### WHAT THE TASK ASKS
Every line with the string "江铃全顺救护车" should be gathered.
▬▬▬▬▬▬▬▬▬▬
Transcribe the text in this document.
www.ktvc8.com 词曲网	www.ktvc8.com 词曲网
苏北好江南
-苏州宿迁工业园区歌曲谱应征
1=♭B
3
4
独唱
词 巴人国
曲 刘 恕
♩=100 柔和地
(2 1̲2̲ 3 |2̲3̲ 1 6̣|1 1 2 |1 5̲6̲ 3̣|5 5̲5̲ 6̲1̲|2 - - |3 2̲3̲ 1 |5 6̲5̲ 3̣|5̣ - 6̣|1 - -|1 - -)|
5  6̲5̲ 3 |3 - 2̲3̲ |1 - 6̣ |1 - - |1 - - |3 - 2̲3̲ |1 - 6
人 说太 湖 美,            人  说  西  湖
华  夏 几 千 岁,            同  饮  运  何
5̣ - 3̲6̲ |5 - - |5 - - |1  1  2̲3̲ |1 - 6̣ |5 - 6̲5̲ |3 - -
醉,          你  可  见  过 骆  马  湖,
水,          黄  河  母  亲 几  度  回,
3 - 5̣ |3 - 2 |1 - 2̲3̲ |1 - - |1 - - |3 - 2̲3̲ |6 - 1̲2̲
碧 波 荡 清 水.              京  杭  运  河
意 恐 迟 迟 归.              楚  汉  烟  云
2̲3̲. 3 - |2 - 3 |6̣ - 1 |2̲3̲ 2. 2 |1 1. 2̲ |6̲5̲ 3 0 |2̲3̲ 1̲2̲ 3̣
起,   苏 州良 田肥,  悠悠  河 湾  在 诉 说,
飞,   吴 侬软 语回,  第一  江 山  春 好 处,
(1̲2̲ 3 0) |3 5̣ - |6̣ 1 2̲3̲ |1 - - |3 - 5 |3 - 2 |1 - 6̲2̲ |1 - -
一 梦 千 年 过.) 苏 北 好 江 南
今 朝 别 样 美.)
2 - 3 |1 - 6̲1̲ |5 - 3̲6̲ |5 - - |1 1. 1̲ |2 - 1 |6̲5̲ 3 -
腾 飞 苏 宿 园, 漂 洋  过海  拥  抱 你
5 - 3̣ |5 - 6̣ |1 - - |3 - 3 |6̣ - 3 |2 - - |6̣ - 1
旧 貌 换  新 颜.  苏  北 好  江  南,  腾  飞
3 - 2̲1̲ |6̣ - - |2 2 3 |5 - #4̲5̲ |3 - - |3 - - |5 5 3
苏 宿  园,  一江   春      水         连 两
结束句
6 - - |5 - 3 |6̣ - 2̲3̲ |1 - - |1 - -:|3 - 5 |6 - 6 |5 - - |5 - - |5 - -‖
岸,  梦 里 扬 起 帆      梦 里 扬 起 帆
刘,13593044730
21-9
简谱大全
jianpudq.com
▬▬▬▬▬▬▬▬▬▬
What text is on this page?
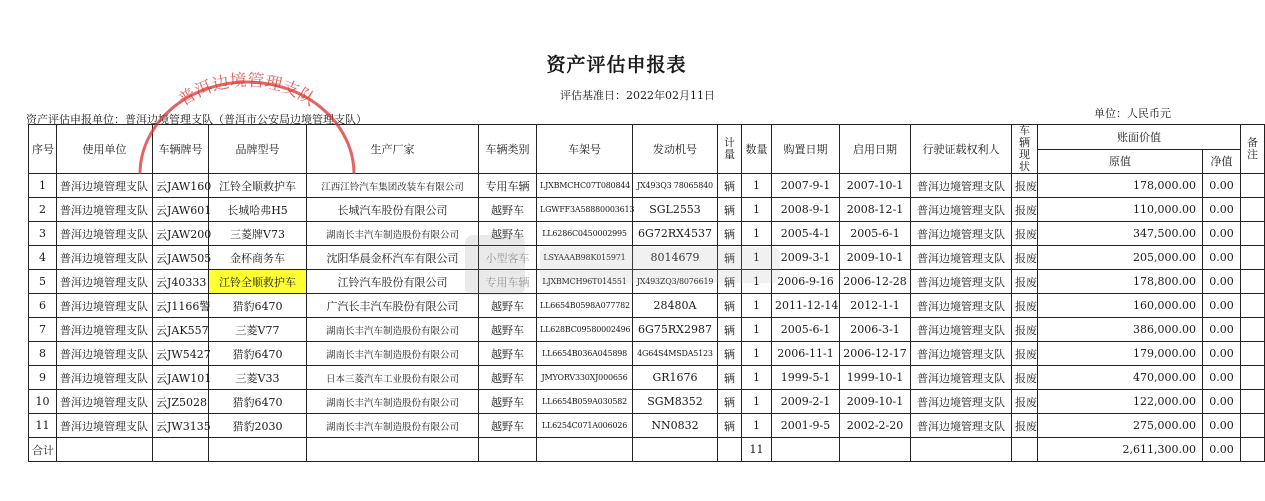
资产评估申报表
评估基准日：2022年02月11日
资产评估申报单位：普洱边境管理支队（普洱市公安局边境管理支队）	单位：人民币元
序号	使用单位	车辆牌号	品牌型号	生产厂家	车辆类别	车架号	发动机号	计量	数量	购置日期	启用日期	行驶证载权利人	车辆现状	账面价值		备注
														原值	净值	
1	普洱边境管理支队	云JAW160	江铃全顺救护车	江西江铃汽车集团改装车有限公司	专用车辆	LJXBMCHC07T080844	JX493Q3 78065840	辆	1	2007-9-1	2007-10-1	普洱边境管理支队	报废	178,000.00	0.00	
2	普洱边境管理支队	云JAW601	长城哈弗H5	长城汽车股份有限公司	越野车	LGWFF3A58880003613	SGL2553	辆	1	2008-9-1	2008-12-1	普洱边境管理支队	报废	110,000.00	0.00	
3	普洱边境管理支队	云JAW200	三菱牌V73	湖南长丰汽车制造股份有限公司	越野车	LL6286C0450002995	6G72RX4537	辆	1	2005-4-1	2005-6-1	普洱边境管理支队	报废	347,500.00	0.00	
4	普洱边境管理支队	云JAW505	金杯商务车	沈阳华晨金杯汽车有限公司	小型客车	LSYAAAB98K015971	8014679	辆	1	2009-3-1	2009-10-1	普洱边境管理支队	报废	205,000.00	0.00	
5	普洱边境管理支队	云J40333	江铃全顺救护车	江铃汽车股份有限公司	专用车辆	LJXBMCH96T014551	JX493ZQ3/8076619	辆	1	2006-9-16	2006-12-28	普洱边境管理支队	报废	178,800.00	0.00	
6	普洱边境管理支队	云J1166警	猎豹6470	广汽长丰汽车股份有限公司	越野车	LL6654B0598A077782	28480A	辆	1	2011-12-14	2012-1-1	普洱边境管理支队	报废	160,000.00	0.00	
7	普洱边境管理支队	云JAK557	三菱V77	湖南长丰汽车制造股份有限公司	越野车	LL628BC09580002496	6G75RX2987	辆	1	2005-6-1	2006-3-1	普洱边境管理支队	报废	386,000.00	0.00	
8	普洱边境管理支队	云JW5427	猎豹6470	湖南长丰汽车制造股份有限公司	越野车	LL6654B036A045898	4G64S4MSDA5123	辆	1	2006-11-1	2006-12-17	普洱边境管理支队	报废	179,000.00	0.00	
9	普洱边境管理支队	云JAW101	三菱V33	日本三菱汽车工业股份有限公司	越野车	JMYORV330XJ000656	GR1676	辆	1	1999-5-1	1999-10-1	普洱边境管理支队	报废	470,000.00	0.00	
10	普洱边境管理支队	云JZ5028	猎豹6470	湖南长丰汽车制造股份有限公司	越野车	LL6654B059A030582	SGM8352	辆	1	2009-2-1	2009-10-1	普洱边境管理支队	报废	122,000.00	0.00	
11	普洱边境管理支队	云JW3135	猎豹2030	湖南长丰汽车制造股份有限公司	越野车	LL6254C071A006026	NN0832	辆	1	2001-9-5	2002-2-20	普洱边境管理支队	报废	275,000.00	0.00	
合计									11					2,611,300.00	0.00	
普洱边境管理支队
▬▬▬▬▬▬▬▬▬▬
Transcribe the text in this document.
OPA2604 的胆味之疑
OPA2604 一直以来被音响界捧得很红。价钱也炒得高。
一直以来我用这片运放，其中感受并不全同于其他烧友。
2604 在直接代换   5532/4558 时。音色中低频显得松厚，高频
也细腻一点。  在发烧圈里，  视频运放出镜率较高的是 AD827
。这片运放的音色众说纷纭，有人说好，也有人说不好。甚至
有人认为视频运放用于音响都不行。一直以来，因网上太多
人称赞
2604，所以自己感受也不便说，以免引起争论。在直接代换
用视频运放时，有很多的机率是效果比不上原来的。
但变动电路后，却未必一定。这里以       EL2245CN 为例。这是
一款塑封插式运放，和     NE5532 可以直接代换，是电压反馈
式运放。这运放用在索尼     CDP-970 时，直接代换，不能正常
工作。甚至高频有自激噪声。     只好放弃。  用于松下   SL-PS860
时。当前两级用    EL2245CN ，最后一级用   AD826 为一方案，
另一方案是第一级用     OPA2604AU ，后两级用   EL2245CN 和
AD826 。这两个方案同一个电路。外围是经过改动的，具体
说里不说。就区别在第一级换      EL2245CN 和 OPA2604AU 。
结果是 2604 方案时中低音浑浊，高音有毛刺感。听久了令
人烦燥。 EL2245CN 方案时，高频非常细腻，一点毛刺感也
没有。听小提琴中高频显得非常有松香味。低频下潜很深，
▬▬▬▬▬▬▬▬▬▬
### FINISHED ANSWER
1	普洱边境管理支队	云JAW160	江铃全顺救护车	江西江铃汽车集团改装车有限公司	专用车辆	LJXBMCHC07T080844	JX493Q3 78065840	辆	1	2007-9-1	2007-10-1	普洱边境管理支队	报废	178,000.00	0.00	
5	普洱边境管理支队	云J40333	江铃全顺救护车	江铃汽车股份有限公司	专用车辆	LJXBMCH96T014551	JX493ZQ3/8076619	辆	1	2006-9-16	2006-12-28	普洱边境管理支队	报废	178,800.00	0.00	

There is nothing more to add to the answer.